··· Entries

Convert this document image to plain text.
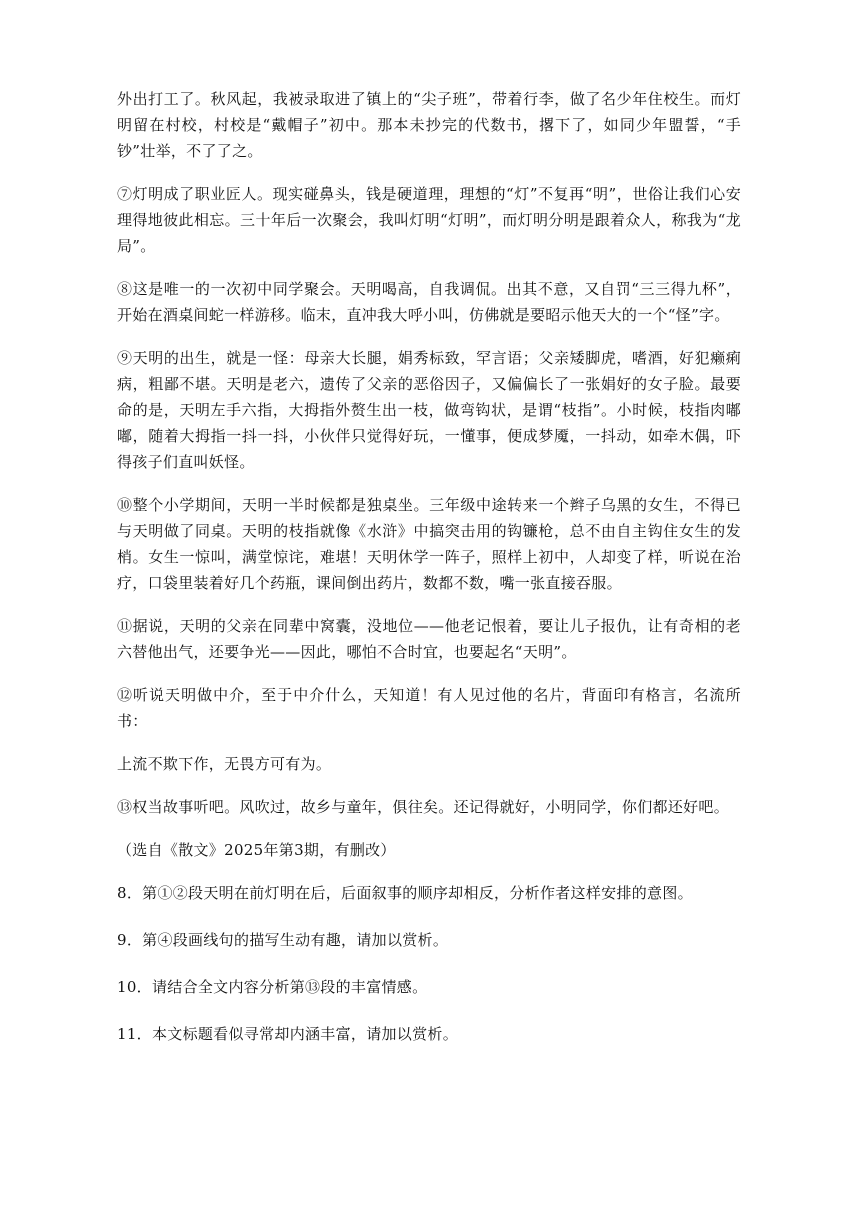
外出打工了。秋风起，我被录取进了镇上的“尖子班”，带着行李，做了名少年住校生。而灯明留在村校，村校是“戴帽子”初中。那本未抄完的代数书，撂下了，如同少年盟誓，“手钞”壮举，不了了之。

⑦灯明成了职业匠人。现实碰鼻头，钱是硬道理，理想的“灯”不复再“明”，世俗让我们心安理得地彼此相忘。三十年后一次聚会，我叫灯明“灯明”，而灯明分明是跟着众人，称我为“龙局”。

⑧这是唯一的一次初中同学聚会。天明喝高，自我调侃。出其不意，又自罚“三三得九杯”，开始在酒桌间蛇一样游移。临末，直冲我大呼小叫，仿佛就是要昭示他天大的一个“怪”字。

⑨天明的出生，就是一怪：母亲大长腿，娟秀标致，罕言语；父亲矮脚虎，嗜酒，好犯癞痢病，粗鄙不堪。天明是老六，遗传了父亲的恶俗因子，又偏偏长了一张娟好的女子脸。最要命的是，天明左手六指，大拇指外赘生出一枝，做弯钩状，是谓“枝指”。小时候，枝指肉嘟嘟，随着大拇指一抖一抖，小伙伴只觉得好玩，一懂事，便成梦魇，一抖动，如牵木偶，吓得孩子们直叫妖怪。

⑩整个小学期间，天明一半时候都是独桌坐。三年级中途转来一个辫子乌黑的女生，不得已与天明做了同桌。天明的枝指就像《水浒》中搞突击用的钩镰枪，总不由自主钩住女生的发梢。女生一惊叫，满堂惊诧，难堪！天明休学一阵子，照样上初中，人却变了样，听说在治疗，口袋里装着好几个药瓶，课间倒出药片，数都不数，嘴一张直接吞服。

⑪据说，天明的父亲在同辈中窝囊，没地位——他老记恨着，要让儿子报仇，让有奇相的老六替他出气，还要争光——因此，哪怕不合时宜，也要起名“天明”。

⑫听说天明做中介，至于中介什么，天知道！有人见过他的名片，背面印有格言，名流所书：

上流不欺下作，无畏方可有为。

⑬权当故事听吧。风吹过，故乡与童年，俱往矣。还记得就好，小明同学，你们都还好吧。

（选自《散文》2025年第3期，有删改）

8．第①②段天明在前灯明在后，后面叙事的顺序却相反，分析作者这样安排的意图。

9．第④段画线句的描写生动有趣，请加以赏析。

10．请结合全文内容分析第⑬段的丰富情感。

11．本文标题看似寻常却内涵丰富，请加以赏析。
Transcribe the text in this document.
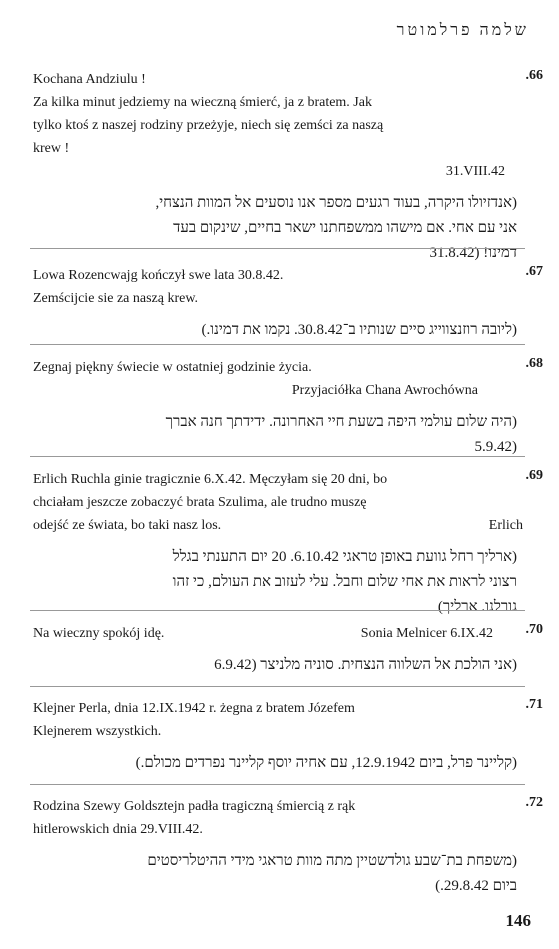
שלמה פרלמוטר
.66
Kochana Andziulu !
Za kilka minut jedziemy na wieczną śmierć, ja z bratem. Jak
tylko ktoś z naszej rodziny przeżyje, niech się zemści za naszą
krew !
31.VIII.42
(אנדזיולו היקרה, בעוד רגעים מספר אנו נוסעים אל המוות הנצחי,
אני עם אחי. אם מישהו ממשפחתנו ישאר בחיים, שינקום בעד
דמינו! (31.8.42
.67
Lowa Rozencwajg kończył swe lata 30.8.42.
Zemścijcie sie za naszą krew.
(ליובה רוזנצווייג סיים שנותיו ב־30.8.42. נקמו את דמינו.)
.68
Zegnaj piękny świecie w ostatniej godzinie życia.
Przyjaciółka Chana Awrochówna
(היה שלום עולמי היפה בשעת חיי האחרונה. ידידתך חנה אברך
(5.9.42
.69
Erlich Ruchla ginie tragicznie 6.X.42. Męczyłam się 20 dni, bo
chciałam jeszcze zobaczyć brata Szulima, ale trudno muszę
odejść ze świata, bo taki nasz los.	Erlich
(ארליך רחל גוועת באופן טראגי 6.10.42. 20 יום התענתי בגלל
רצוני לראות את אחי שלום וחבל. עלי לעזוב את העולם, כי זהו
גורלנו. ארליך)
.70
Na wieczny spokój idę.	Sonia Melnicer 6.IX.42
(אני הולכת אל השלווה הנצחית. סוניה מלניצר (6.9.42
.71
Klejner Perla, dnia 12.IX.1942 r. żegna z bratem Józefem
Klejnerem wszystkich.
(קליינר פרל, ביום 12.9.1942, עם אחיה יוסף קליינר נפרדים מכולם.)
.72
Rodzina Szewy Goldsztejn padła tragiczną śmiercią z rąk
hitlerowskich dnia 29.VIII.42.
(משפחת בת־שבע גולדשטיין מתה מוות טראגי מידי ההיטלריסטים
ביום 29.8.42.)
146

······

=== Your task ===
Leave out the pictures and output every record above precisely as given.

=== Written response ===
Convert this document image to plain text.
外出打工了。秋风起，我被录取进了镇上的“尖子班”，带着行李，做了名少年住校生。而灯明留在村校，村校是“戴帽子”初中。那本未抄完的代数书，撂下了，如同少年盟誓，“手钞”壮举，不了了之。

⑦灯明成了职业匠人。现实碰鼻头，钱是硬道理，理想的“灯”不复再“明”，世俗让我们心安理得地彼此相忘。三十年后一次聚会，我叫灯明“灯明”，而灯明分明是跟着众人，称我为“龙局”。

⑧这是唯一的一次初中同学聚会。天明喝高，自我调侃。出其不意，又自罚“三三得九杯”，开始在酒桌间蛇一样游移。临末，直冲我大呼小叫，仿佛就是要昭示他天大的一个“怪”字。

⑨天明的出生，就是一怪：母亲大长腿，娟秀标致，罕言语；父亲矮脚虎，嗜酒，好犯癞痢病，粗鄙不堪。天明是老六，遗传了父亲的恶俗因子，又偏偏长了一张娟好的女子脸。最要命的是，天明左手六指，大拇指外赘生出一枝，做弯钩状，是谓“枝指”。小时候，枝指肉嘟嘟，随着大拇指一抖一抖，小伙伴只觉得好玩，一懂事，便成梦魇，一抖动，如牵木偶，吓得孩子们直叫妖怪。

⑩整个小学期间，天明一半时候都是独桌坐。三年级中途转来一个辫子乌黑的女生，不得已与天明做了同桌。天明的枝指就像《水浒》中搞突击用的钩镰枪，总不由自主钩住女生的发梢。女生一惊叫，满堂惊诧，难堪！天明休学一阵子，照样上初中，人却变了样，听说在治疗，口袋里装着好几个药瓶，课间倒出药片，数都不数，嘴一张直接吞服。

⑪据说，天明的父亲在同辈中窝囊，没地位——他老记恨着，要让儿子报仇，让有奇相的老六替他出气，还要争光——因此，哪怕不合时宜，也要起名“天明”。

⑫听说天明做中介，至于中介什么，天知道！有人见过他的名片，背面印有格言，名流所书：

上流不欺下作，无畏方可有为。

⑬权当故事听吧。风吹过，故乡与童年，俱往矣。还记得就好，小明同学，你们都还好吧。

（选自《散文》2025年第3期，有删改）

8．第①②段天明在前灯明在后，后面叙事的顺序却相反，分析作者这样安排的意图。

9．第④段画线句的描写生动有趣，请加以赏析。

10．请结合全文内容分析第⑬段的丰富情感。

11．本文标题看似寻常却内涵丰富，请加以赏析。
Transcribe the text in this document.
שלמה פרלמוטר
.66
Kochana Andziulu !
Za kilka minut jedziemy na wieczną śmierć, ja z bratem. Jak
tylko ktoś z naszej rodziny przeżyje, niech się zemści za naszą
krew !
31.VIII.42
(אנדזיולו היקרה, בעוד רגעים מספר אנו נוסעים אל המוות הנצחי,
אני עם אחי. אם מישהו ממשפחתנו ישאר בחיים, שינקום בעד
דמינו! (31.8.42
.67
Lowa Rozencwajg kończył swe lata 30.8.42.
Zemścijcie sie za naszą krew.
(ליובה רוזנצווייג סיים שנותיו ב־30.8.42. נקמו את דמינו.)
.68
Zegnaj piękny świecie w ostatniej godzinie życia.
Przyjaciółka Chana Awrochówna
(היה שלום עולמי היפה בשעת חיי האחרונה. ידידתך חנה אברך
(5.9.42
.69
Erlich Ruchla ginie tragicznie 6.X.42. Męczyłam się 20 dni, bo
chciałam jeszcze zobaczyć brata Szulima, ale trudno muszę
odejść ze świata, bo taki nasz los.	Erlich
(ארליך רחל גוועת באופן טראגי 6.10.42. 20 יום התענתי בגלל
רצוני לראות את אחי שלום וחבל. עלי לעזוב את העולם, כי זהו
גורלנו. ארליך)
.70
Na wieczny spokój idę.	Sonia Melnicer 6.IX.42
(אני הולכת אל השלווה הנצחית. סוניה מלניצר (6.9.42
.71
Klejner Perla, dnia 12.IX.1942 r. żegna z bratem Józefem
Klejnerem wszystkich.
(קליינר פרל, ביום 12.9.1942, עם אחיה יוסף קליינר נפרדים מכולם.)
.72
Rodzina Szewy Goldsztejn padła tragiczną śmiercią z rąk
hitlerowskich dnia 29.VIII.42.
(משפחת בת־שבע גולדשטיין מתה מוות טראגי מידי ההיטלריסטים
ביום 29.8.42.)
146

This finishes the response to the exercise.